»»

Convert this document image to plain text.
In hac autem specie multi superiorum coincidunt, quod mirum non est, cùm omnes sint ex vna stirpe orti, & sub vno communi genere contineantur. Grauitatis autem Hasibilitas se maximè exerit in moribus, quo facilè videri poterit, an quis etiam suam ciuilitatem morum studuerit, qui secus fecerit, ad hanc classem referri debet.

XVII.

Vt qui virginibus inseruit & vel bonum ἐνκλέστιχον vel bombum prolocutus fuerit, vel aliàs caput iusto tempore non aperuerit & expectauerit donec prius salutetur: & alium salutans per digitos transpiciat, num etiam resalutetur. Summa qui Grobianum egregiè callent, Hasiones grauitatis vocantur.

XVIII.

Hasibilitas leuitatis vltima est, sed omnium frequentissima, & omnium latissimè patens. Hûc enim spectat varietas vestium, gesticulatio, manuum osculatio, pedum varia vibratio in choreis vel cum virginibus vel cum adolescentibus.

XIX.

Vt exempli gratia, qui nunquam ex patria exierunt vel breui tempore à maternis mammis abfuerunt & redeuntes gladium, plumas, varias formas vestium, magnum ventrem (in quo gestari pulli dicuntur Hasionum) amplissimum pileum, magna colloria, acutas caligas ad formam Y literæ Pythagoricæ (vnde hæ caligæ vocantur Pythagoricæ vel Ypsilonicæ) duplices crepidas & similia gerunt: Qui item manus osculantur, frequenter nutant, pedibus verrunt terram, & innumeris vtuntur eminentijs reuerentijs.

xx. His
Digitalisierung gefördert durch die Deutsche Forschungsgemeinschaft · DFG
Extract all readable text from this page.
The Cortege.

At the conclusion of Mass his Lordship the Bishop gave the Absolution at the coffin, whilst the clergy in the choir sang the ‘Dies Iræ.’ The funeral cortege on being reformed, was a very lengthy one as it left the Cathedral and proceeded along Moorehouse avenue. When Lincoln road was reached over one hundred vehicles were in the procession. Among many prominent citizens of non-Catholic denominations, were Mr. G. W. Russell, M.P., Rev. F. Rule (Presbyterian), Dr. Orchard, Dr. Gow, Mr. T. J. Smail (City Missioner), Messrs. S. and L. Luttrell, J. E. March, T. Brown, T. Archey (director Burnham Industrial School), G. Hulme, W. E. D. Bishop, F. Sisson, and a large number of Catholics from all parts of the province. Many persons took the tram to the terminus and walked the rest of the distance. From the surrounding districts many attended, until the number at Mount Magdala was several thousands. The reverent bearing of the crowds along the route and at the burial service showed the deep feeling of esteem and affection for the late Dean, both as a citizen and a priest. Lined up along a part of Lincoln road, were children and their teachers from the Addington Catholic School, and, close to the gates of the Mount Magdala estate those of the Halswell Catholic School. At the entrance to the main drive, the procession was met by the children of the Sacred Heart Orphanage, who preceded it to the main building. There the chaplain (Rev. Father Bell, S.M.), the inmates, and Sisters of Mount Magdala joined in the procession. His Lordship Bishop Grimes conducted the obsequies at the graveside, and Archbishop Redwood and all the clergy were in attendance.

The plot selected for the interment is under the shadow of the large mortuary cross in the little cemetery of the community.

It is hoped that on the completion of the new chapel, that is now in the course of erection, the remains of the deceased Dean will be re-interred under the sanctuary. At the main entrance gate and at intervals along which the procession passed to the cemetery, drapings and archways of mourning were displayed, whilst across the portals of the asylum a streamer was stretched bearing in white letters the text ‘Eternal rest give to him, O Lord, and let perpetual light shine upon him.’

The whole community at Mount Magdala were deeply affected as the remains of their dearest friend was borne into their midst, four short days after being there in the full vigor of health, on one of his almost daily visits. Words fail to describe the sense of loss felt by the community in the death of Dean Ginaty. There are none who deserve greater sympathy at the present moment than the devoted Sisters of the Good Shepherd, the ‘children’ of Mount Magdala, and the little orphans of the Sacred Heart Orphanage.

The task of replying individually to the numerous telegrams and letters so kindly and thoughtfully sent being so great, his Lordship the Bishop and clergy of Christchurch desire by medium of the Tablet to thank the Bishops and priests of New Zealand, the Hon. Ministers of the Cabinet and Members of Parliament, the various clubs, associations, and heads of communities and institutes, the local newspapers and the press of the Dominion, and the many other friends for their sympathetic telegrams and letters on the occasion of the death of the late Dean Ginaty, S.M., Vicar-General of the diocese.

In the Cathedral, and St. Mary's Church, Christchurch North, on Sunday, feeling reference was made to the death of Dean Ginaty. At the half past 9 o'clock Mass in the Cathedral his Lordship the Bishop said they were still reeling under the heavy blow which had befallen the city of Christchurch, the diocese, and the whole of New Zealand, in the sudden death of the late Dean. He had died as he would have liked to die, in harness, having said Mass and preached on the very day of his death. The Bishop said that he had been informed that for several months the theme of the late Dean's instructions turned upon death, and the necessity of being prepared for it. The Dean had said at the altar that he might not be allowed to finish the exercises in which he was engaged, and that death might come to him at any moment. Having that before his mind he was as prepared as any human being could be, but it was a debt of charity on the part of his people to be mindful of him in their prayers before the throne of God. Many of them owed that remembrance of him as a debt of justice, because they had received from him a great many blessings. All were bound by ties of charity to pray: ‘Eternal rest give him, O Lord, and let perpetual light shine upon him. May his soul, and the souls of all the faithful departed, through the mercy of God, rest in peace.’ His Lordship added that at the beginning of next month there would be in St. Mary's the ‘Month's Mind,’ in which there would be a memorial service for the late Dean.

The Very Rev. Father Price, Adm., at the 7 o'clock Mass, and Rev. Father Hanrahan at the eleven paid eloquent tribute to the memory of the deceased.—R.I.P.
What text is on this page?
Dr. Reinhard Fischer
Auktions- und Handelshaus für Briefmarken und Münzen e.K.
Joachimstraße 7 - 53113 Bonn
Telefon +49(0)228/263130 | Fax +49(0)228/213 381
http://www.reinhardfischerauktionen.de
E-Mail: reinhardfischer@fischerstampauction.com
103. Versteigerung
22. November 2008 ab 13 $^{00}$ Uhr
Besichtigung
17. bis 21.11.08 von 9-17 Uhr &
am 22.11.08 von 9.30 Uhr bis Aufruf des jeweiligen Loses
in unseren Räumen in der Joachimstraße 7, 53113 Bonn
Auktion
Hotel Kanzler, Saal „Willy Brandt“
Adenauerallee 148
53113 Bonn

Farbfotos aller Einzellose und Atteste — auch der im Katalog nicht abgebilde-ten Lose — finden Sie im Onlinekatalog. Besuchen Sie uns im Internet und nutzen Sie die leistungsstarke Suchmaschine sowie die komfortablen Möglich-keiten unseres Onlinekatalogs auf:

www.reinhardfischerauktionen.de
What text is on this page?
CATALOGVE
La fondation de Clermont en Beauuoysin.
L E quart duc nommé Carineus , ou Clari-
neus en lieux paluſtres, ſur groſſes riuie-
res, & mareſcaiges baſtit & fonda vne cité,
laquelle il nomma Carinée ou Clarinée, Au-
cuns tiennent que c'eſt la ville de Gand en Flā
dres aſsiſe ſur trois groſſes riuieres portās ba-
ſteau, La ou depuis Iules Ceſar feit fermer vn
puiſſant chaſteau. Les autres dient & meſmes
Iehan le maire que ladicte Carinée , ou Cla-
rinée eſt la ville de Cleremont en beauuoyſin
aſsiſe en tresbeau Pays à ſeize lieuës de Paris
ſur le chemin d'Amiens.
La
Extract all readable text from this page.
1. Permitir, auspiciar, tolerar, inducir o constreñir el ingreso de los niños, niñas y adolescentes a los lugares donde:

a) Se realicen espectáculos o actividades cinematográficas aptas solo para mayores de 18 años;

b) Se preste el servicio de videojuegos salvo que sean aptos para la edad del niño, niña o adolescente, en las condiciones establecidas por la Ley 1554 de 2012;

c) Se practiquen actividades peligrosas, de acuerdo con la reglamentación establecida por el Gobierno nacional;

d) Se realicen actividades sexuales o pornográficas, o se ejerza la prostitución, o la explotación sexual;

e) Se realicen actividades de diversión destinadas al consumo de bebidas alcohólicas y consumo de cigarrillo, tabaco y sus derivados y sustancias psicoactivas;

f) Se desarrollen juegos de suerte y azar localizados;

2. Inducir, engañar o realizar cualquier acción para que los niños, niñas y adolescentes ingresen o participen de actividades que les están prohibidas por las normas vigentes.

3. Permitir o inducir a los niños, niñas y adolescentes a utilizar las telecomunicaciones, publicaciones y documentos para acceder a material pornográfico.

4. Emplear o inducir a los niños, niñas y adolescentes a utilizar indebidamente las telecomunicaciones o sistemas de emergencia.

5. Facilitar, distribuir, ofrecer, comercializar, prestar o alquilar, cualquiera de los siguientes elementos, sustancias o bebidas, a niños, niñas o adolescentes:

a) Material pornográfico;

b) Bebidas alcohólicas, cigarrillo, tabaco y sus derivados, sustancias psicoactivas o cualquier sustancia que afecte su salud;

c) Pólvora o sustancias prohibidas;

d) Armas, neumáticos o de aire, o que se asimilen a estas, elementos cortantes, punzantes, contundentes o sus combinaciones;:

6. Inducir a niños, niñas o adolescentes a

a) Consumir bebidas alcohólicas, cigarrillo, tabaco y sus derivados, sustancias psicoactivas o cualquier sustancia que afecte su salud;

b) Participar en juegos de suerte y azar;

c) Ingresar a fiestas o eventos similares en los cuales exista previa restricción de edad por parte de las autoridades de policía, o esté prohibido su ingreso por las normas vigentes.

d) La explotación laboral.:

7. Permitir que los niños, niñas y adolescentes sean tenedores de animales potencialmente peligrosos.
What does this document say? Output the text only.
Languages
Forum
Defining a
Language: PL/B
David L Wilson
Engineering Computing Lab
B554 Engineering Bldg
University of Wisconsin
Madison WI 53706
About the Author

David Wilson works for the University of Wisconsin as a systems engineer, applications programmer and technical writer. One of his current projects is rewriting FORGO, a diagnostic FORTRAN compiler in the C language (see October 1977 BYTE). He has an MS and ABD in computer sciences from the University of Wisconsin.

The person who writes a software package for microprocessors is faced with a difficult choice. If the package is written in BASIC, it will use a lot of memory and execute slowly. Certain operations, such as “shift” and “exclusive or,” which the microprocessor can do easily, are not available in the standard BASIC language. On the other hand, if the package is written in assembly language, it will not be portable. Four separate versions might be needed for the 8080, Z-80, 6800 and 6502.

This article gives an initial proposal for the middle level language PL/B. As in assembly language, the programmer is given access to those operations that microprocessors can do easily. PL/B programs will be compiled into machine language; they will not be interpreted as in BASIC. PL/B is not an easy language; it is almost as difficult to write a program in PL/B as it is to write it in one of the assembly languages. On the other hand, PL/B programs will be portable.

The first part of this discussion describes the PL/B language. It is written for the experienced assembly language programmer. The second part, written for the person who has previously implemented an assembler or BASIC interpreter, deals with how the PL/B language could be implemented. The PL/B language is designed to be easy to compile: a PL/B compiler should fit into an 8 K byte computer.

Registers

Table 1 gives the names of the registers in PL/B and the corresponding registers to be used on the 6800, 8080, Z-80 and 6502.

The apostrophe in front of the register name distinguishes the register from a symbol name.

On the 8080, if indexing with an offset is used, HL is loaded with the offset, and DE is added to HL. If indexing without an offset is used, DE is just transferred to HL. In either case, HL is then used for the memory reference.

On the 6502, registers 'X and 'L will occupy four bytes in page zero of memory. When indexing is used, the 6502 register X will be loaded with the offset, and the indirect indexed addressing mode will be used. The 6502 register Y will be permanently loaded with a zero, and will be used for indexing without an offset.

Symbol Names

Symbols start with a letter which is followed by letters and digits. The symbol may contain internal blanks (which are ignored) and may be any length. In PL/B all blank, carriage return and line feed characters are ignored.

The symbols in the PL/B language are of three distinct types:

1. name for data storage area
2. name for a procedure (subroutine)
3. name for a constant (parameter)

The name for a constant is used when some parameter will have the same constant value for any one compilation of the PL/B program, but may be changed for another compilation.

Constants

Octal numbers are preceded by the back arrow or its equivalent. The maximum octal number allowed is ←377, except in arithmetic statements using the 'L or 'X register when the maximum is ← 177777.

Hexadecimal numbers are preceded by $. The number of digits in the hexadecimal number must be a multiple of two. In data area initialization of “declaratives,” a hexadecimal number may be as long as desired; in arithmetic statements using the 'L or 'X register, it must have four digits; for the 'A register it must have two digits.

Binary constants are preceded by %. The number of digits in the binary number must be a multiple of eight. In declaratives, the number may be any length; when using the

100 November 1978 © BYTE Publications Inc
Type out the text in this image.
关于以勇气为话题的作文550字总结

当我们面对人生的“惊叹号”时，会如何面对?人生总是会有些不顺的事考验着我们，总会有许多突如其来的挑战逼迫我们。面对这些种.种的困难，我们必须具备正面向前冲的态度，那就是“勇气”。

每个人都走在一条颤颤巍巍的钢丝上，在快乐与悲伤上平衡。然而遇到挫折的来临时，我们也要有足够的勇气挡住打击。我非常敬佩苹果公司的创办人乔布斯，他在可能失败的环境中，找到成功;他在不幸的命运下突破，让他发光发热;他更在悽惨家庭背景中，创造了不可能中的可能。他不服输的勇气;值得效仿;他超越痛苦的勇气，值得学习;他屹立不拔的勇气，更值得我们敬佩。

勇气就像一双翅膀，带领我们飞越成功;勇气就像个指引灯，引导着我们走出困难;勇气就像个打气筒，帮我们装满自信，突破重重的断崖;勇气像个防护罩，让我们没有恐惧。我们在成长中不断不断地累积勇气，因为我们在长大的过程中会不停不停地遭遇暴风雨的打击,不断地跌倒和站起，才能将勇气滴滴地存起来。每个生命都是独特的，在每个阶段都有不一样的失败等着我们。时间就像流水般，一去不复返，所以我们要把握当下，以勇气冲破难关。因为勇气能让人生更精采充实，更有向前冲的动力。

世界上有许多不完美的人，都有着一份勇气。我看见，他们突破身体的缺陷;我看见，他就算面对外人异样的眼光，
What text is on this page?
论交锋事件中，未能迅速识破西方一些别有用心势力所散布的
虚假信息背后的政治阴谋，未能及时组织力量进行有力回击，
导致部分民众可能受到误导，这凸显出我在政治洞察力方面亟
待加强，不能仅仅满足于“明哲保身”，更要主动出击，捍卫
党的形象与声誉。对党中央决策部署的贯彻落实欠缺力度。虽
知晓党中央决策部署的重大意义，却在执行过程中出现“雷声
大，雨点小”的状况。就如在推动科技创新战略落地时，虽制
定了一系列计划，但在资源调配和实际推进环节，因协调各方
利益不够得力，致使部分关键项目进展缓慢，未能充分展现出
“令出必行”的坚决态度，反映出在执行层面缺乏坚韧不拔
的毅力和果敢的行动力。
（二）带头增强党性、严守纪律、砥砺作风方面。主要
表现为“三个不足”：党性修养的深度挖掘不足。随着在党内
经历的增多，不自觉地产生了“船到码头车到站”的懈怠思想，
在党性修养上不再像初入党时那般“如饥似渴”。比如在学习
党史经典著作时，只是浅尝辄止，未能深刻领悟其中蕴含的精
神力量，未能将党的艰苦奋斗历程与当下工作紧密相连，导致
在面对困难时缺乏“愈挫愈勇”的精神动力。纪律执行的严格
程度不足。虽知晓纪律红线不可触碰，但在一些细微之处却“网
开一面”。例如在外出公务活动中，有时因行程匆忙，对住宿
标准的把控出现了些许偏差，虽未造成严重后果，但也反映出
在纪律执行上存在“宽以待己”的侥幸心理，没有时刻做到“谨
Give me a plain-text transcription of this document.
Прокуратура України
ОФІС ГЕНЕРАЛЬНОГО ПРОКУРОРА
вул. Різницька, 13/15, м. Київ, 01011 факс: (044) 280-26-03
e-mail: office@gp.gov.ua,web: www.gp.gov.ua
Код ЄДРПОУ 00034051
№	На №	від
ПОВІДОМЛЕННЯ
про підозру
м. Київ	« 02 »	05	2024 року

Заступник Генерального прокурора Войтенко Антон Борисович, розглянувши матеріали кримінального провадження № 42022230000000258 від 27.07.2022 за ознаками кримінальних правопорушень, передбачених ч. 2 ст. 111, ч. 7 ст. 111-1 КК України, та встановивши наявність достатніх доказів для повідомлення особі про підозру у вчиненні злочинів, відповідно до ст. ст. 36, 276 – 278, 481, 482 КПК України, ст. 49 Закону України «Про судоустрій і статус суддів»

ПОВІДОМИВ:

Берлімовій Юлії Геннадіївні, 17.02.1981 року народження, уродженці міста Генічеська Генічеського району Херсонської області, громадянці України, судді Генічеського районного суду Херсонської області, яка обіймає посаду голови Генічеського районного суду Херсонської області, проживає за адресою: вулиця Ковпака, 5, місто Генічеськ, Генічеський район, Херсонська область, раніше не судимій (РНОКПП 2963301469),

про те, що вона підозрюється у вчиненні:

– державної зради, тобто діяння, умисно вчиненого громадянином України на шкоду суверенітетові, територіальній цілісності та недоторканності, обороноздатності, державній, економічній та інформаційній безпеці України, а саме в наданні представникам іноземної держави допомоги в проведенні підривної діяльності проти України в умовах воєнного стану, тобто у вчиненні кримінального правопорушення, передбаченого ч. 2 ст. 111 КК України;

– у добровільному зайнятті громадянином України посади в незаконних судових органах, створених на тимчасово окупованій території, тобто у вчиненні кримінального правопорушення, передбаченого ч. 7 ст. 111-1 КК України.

««

### What is expected
Work out how many lines of the data above hold the word "groſſes", and write only the count.

### Exercise output
2